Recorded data
-----

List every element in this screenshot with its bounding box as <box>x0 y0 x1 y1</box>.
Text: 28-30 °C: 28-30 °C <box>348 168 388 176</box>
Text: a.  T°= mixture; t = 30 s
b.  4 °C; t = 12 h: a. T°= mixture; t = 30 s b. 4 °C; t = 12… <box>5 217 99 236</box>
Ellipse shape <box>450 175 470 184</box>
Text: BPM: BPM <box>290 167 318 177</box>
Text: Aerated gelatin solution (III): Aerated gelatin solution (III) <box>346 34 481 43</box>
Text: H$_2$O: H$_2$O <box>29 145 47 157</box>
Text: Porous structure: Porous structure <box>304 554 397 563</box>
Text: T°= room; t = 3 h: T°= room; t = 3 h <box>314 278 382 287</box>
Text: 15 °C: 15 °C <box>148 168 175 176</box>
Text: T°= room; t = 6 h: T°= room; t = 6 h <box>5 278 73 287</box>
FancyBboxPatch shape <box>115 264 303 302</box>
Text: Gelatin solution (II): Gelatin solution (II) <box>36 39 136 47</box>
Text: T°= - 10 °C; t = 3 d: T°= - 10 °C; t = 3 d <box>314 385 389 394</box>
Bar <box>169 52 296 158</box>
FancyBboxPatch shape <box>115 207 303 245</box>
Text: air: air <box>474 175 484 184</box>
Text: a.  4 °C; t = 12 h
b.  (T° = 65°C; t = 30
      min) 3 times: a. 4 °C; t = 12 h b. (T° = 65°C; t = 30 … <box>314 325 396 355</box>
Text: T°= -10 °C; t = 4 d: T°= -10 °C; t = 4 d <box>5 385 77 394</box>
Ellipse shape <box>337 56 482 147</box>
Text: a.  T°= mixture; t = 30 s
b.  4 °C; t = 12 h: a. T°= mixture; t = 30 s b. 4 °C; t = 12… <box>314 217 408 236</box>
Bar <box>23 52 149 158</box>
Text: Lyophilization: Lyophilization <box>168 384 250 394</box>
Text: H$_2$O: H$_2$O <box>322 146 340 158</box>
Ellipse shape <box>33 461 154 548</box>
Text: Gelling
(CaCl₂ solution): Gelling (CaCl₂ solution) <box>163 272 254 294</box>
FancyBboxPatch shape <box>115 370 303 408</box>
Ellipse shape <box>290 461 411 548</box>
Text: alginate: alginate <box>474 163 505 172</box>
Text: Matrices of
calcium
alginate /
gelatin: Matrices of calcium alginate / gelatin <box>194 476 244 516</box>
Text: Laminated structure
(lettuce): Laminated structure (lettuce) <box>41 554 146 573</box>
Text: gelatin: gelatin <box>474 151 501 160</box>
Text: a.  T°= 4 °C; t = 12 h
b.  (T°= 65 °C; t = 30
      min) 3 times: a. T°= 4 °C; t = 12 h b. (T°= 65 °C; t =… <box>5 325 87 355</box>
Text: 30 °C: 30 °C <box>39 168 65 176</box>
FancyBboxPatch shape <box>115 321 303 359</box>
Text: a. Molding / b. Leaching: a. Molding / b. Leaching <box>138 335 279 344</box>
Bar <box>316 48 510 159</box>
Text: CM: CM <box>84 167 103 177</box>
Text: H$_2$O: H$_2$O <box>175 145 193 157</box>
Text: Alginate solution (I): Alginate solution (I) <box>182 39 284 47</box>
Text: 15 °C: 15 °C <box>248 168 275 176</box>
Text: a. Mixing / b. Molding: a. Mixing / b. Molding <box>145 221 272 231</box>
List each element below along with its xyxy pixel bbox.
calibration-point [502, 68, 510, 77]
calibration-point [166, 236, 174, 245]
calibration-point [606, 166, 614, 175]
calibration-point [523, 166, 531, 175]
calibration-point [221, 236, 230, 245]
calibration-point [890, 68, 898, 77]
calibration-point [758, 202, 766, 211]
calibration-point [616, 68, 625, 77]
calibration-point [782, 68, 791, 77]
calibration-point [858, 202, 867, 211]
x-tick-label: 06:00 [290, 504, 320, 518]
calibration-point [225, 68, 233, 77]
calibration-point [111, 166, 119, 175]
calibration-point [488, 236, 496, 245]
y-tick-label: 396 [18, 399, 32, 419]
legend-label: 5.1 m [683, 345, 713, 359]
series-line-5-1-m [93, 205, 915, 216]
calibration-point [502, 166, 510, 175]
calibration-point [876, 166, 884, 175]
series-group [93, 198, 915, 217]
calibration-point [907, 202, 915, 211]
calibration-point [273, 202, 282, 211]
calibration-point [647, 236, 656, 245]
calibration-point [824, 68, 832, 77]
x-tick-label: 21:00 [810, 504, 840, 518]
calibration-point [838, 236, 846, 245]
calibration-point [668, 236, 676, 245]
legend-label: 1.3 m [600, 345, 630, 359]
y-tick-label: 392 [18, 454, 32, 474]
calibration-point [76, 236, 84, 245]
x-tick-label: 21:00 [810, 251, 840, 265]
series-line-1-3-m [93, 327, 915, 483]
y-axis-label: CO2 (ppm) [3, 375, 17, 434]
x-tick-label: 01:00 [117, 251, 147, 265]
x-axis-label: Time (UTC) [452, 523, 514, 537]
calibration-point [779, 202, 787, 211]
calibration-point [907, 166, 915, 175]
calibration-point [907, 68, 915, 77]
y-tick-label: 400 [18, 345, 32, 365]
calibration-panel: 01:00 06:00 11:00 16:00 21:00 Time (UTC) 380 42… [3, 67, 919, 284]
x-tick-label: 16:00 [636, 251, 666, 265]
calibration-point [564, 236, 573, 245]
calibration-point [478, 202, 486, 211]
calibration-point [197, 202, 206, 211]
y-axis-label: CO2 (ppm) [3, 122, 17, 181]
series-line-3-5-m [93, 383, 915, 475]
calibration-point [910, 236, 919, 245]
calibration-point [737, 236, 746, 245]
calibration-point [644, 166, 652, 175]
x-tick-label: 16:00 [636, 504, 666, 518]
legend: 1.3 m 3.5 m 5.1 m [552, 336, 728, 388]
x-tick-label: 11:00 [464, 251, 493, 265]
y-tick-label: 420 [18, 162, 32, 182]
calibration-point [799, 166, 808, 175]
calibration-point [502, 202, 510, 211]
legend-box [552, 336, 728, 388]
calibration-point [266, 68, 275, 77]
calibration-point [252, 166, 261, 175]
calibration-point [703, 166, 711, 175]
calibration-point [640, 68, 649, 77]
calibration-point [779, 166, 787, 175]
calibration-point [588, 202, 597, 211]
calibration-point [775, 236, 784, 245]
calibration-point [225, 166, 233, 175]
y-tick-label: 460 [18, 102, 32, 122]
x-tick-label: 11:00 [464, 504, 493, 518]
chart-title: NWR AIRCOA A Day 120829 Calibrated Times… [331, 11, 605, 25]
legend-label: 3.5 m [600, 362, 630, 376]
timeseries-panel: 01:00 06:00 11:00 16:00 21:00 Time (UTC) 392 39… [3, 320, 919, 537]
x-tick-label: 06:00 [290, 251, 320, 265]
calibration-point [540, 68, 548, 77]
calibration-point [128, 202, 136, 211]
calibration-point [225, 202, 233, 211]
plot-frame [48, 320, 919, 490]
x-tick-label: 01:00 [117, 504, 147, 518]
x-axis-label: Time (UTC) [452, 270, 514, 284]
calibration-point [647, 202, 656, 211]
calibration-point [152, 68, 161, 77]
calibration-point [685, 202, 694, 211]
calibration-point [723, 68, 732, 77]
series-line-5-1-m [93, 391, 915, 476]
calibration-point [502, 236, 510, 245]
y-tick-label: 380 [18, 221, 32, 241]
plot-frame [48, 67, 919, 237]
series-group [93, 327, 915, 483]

-----

What you need to do:
Turn the rows into a numbered list, beginning with the first line and stopping after the line that contains "Text: 30 °C: 30 °C <box>39 168 65 176</box>". Leave out any blank lines.

Solution to the exercise:
1. List every element in this screenshot with its bounding box as <box>x0 y0 x1 y1</box>.
2. Text: 28-30 °C: 28-30 °C <box>348 168 388 176</box>
3. Text: a.  T°= mixture; t = 30 s
4. b.  4 °C; t = 12 h: a. T°= mixture; t = 30 s b. 4 °C; t = 12… <box>5 217 99 236</box>
5. Ellipse shape <box>450 175 470 184</box>
6. Text: BPM: BPM <box>290 167 318 177</box>
7. Text: Aerated gelatin solution (III): Aerated gelatin solution (III) <box>346 34 481 43</box>
8. Text: H$_2$O: H$_2$O <box>29 145 47 157</box>
9. Text: Porous structure: Porous structure <box>304 554 397 563</box>
10. Text: T°= room; t = 3 h: T°= room; t = 3 h <box>314 278 382 287</box>
11. Text: 15 °C: 15 °C <box>148 168 175 176</box>
12. Text: T°= room; t = 6 h: T°= room; t = 6 h <box>5 278 73 287</box>
13. FancyBboxPatch shape <box>115 264 303 302</box>
14. Text: Gelatin solution (II): Gelatin solution (II) <box>36 39 136 47</box>
15. Text: T°= - 10 °C; t = 3 d: T°= - 10 °C; t = 3 d <box>314 385 389 394</box>
16. Bar <box>169 52 296 158</box>
17. FancyBboxPatch shape <box>115 207 303 245</box>
18. Text: air: air <box>474 175 484 184</box>
19. Text: a.  4 °C; t = 12 h
20. b.  (T° = 65°C; t = 30
21.       min) 3 times: a. 4 °C; t = 12 h b. (T° = 65°C; t = 30 … <box>314 325 396 355</box>
22. Text: T°= -10 °C; t = 4 d: T°= -10 °C; t = 4 d <box>5 385 77 394</box>
23. Ellipse shape <box>337 56 482 147</box>
24. Text: a.  T°= mixture; t = 30 s
25. b.  4 °C; t = 12 h: a. T°= mixture; t = 30 s b. 4 °C; t = 12… <box>314 217 408 236</box>
26. Bar <box>23 52 149 158</box>
27. Text: Lyophilization: Lyophilization <box>168 384 250 394</box>
28. Text: H$_2$O: H$_2$O <box>322 146 340 158</box>
29. Ellipse shape <box>33 461 154 548</box>
30. Text: Gelling
31. (CaCl₂ solution): Gelling (CaCl₂ solution) <box>163 272 254 294</box>
32. FancyBboxPatch shape <box>115 370 303 408</box>
33. Ellipse shape <box>290 461 411 548</box>
34. Text: alginate: alginate <box>474 163 505 172</box>
35. Text: Matrices of
36. calcium
37. alginate /
38. gelatin: Matrices of calcium alginate / gelatin <box>194 476 244 516</box>
39. Text: Laminated structure
40. (lettuce): Laminated structure (lettuce) <box>41 554 146 573</box>
41. Text: gelatin: gelatin <box>474 151 501 160</box>
42. Text: a.  T°= 4 °C; t = 12 h
43. b.  (T°= 65 °C; t = 30
44.       min) 3 times: a. T°= 4 °C; t = 12 h b. (T°= 65 °C; t =… <box>5 325 87 355</box>
45. Text: 30 °C: 30 °C <box>39 168 65 176</box>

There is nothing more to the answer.